Material shown ::
* * * * * * * * *
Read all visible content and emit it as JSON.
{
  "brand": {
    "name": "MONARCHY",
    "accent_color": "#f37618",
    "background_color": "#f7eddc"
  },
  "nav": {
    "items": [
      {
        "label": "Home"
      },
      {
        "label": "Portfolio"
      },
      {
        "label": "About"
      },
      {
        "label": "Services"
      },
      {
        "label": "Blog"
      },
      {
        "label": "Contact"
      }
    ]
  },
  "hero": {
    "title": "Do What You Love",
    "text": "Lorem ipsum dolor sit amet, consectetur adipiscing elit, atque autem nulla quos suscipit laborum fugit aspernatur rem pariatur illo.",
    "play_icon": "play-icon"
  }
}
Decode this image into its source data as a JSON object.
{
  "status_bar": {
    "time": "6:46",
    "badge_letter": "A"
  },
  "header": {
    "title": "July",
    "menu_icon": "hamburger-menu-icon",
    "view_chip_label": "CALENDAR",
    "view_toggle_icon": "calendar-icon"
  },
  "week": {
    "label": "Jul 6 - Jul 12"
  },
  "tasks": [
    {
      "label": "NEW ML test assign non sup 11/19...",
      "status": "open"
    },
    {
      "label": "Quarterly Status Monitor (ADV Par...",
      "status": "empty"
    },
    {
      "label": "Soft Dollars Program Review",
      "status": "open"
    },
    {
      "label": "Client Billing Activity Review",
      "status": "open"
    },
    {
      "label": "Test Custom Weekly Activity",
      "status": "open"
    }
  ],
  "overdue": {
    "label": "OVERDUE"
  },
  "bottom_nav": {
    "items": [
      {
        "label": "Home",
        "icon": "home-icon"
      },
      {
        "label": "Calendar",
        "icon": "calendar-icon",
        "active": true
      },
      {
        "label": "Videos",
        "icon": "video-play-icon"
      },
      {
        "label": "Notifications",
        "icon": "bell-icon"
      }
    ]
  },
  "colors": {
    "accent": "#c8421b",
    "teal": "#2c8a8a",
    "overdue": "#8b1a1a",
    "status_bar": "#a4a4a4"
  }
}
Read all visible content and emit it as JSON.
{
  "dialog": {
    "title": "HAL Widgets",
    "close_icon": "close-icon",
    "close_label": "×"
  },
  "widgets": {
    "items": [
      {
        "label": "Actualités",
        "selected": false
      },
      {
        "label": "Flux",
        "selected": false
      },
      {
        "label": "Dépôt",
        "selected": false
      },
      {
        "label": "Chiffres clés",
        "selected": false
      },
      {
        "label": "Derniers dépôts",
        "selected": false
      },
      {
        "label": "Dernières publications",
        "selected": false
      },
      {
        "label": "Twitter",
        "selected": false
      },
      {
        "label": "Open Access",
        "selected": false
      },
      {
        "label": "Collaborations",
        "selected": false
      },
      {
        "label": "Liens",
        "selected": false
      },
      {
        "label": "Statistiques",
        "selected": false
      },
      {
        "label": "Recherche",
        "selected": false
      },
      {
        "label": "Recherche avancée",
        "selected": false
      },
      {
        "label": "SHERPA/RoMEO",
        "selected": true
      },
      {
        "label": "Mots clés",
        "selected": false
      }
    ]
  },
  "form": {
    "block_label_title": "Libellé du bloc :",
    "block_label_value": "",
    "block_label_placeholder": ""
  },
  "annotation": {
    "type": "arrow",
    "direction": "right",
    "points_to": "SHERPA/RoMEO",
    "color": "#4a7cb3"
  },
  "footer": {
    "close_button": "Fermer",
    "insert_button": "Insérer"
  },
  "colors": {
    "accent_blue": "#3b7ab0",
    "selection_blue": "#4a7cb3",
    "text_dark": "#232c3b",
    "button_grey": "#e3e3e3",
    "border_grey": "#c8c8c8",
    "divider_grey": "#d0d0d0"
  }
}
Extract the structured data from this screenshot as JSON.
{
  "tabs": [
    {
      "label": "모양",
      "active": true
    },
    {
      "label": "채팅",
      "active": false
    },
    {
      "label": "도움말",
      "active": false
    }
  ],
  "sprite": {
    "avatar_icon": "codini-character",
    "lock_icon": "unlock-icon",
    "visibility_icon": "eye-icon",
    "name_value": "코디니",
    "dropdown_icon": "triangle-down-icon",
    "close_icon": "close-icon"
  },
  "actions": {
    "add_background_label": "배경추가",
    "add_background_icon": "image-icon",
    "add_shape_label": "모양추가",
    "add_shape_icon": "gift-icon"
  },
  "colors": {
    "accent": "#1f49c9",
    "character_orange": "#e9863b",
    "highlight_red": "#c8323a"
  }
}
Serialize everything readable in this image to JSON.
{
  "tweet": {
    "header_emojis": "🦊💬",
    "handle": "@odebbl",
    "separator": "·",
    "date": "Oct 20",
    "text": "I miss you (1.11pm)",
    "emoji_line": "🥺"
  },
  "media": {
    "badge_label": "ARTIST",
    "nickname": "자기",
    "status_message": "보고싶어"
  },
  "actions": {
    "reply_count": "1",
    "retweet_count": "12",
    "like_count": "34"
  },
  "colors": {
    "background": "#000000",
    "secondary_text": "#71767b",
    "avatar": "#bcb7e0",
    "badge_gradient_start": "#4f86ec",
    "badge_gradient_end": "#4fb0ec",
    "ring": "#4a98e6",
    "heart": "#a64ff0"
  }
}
* * * * * * * * *
Work to do ::
Gather from the records above every line containing the string "active".

Response below ::
        "active": true
      "active": true
      "active": false
      "active": false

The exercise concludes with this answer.